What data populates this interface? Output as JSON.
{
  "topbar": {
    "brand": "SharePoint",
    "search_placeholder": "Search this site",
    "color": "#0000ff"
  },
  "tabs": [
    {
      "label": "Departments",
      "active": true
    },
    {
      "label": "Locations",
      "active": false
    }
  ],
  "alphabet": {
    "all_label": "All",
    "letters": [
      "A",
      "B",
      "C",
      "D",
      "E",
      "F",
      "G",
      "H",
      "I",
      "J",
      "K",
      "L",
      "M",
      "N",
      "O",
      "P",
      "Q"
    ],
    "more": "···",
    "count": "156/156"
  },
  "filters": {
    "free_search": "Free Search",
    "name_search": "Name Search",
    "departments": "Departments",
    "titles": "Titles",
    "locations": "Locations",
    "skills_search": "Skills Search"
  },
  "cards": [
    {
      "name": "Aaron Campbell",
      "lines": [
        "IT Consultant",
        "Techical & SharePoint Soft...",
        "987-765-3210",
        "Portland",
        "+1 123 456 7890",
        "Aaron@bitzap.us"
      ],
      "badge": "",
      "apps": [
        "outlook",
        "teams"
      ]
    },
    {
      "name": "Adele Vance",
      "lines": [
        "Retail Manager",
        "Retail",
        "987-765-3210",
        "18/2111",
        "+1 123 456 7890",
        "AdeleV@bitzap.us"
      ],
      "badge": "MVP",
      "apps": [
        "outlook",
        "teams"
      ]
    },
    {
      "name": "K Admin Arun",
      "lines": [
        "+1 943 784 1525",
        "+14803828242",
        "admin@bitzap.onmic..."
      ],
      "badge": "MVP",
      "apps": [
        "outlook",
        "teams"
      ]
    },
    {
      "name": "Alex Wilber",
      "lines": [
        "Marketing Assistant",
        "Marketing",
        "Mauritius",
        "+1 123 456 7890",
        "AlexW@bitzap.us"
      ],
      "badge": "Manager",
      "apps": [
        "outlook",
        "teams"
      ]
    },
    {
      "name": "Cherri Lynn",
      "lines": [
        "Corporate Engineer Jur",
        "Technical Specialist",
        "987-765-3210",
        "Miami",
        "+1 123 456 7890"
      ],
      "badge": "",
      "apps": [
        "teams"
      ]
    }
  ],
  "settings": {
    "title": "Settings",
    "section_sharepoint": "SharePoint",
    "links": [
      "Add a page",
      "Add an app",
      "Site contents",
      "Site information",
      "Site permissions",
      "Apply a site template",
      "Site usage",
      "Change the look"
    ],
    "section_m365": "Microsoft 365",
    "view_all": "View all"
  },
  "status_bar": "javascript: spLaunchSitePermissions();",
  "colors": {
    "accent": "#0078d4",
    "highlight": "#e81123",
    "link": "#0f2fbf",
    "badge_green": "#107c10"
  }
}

※

What to work on: Each line in the entries above that includes the string "Search" should be extracted.

Exercise answer:
    "search_placeholder": "Search this site",
    "free_search": "Free Search",
    "name_search": "Name Search",
    "skills_search": "Skills Search"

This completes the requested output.